(Records that describe figures)
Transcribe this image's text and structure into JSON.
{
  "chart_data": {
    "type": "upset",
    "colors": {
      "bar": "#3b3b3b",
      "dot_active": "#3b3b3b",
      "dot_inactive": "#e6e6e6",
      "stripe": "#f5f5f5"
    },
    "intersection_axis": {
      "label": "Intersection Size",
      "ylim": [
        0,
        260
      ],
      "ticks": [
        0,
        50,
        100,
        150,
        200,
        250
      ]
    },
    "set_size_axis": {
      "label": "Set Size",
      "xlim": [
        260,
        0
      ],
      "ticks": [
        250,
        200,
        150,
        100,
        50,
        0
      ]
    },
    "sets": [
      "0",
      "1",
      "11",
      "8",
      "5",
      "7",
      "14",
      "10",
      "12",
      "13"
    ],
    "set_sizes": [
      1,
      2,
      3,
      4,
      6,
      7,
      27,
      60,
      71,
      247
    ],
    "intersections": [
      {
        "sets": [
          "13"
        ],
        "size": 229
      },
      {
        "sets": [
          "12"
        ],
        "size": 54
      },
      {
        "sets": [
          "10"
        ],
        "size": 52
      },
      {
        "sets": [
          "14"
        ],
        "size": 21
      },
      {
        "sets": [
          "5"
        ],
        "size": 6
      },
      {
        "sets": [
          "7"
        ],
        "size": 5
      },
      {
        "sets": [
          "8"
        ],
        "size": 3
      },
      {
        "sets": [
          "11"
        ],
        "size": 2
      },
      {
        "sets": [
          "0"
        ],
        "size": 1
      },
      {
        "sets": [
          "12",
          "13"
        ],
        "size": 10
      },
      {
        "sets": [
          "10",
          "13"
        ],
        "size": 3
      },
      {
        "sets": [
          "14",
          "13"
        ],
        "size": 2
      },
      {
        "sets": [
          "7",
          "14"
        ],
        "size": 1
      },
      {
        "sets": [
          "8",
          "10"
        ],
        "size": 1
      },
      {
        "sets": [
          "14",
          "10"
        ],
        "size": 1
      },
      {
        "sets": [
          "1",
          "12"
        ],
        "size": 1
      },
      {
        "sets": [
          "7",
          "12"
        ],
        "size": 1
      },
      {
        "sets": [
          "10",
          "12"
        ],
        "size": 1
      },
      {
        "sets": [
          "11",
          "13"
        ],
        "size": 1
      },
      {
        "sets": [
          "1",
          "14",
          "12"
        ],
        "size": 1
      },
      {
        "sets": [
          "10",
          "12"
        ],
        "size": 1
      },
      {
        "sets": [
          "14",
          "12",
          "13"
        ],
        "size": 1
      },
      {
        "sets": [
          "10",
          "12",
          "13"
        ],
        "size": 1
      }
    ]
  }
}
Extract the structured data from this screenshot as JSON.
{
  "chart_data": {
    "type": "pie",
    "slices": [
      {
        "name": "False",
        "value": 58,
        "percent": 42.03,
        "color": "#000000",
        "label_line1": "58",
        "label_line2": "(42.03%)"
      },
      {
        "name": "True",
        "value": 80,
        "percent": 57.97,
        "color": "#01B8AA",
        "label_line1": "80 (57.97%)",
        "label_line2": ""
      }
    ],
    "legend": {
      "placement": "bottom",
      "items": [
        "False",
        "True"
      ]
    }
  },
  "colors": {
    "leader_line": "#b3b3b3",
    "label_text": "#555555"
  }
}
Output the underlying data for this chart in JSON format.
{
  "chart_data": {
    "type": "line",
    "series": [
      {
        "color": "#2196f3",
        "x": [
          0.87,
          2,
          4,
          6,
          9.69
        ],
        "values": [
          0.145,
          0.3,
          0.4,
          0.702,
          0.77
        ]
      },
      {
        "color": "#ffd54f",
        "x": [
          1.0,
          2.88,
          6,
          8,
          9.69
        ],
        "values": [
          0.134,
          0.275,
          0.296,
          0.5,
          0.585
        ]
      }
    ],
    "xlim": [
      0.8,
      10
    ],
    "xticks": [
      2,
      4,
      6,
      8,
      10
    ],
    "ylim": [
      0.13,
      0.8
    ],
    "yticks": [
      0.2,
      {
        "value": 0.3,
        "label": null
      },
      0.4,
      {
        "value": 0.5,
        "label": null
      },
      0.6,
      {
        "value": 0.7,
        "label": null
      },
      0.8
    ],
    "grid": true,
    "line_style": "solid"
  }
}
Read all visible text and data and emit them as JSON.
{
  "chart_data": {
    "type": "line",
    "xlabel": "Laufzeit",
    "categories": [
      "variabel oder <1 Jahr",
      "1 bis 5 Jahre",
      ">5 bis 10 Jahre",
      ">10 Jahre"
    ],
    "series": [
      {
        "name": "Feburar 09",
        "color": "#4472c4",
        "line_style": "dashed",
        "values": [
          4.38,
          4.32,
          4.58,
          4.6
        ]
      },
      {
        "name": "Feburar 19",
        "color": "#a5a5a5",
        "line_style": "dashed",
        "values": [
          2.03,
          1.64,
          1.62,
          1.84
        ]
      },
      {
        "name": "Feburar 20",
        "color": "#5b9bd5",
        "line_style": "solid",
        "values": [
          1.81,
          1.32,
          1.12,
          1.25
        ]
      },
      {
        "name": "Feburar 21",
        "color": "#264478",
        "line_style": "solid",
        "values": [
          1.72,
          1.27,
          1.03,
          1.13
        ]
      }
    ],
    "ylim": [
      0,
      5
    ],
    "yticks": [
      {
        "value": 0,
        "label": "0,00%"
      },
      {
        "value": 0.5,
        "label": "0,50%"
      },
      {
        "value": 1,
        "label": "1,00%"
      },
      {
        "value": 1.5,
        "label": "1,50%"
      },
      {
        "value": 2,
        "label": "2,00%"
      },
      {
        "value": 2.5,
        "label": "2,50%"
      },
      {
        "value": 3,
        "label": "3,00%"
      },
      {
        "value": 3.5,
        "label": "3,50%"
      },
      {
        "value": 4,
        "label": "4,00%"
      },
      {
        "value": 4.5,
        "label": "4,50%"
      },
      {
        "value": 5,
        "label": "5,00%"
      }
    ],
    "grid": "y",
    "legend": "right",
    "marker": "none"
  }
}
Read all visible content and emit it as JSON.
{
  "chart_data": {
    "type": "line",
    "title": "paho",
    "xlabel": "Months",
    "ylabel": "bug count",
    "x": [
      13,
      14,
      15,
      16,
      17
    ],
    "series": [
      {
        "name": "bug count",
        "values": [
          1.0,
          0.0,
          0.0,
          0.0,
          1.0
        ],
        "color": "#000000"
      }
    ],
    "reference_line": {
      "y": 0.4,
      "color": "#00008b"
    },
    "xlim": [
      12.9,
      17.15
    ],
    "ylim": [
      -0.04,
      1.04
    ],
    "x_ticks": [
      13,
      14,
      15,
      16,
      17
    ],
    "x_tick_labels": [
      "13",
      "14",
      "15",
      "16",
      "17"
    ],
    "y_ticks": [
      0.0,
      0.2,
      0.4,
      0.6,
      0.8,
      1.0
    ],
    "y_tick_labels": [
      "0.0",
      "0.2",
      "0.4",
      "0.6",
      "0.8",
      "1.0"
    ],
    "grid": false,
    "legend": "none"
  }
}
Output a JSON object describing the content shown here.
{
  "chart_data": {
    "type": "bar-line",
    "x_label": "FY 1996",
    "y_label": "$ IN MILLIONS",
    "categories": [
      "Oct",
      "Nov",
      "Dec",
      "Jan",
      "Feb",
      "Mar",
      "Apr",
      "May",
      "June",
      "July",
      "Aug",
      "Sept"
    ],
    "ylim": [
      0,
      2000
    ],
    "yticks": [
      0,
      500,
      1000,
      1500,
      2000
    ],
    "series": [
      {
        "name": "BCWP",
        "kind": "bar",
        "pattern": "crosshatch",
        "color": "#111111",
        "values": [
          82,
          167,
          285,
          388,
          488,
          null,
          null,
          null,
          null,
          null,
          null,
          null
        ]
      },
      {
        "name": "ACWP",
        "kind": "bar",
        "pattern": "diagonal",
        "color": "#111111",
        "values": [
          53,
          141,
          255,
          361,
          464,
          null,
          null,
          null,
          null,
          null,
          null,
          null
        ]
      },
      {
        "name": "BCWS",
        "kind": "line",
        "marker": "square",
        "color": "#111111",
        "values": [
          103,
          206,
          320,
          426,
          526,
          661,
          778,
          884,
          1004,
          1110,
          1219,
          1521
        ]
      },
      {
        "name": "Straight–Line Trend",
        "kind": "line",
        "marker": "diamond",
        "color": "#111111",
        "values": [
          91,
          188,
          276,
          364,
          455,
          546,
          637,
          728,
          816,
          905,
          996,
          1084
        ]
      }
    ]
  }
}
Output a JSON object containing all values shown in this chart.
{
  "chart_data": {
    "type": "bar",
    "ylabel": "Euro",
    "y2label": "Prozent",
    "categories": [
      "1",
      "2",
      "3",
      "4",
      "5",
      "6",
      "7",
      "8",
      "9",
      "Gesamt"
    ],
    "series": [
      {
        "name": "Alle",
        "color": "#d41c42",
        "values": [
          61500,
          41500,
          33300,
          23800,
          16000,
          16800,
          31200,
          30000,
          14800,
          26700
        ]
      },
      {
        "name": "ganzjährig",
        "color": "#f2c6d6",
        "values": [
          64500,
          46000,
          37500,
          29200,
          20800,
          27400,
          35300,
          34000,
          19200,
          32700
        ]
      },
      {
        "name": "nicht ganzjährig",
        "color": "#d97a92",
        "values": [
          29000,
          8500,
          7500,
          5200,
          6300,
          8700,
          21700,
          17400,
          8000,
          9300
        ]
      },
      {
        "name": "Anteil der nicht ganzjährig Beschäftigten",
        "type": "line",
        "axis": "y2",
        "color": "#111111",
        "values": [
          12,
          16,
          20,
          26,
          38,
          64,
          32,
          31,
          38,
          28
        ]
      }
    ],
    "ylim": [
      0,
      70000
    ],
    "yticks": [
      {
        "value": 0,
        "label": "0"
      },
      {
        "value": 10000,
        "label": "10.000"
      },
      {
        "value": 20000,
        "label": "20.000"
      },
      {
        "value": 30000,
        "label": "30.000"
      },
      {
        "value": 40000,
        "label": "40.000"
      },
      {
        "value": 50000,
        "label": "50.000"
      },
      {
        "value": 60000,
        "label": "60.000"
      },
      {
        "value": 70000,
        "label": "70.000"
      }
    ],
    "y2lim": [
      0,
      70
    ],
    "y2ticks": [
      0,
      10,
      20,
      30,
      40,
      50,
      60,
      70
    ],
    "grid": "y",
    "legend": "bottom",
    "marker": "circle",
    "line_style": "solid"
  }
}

EXERCISE DIRECTIONS
Give the number of lines that hold the word "marker" in these records, with nothing added.

WORKED SOLUTION
4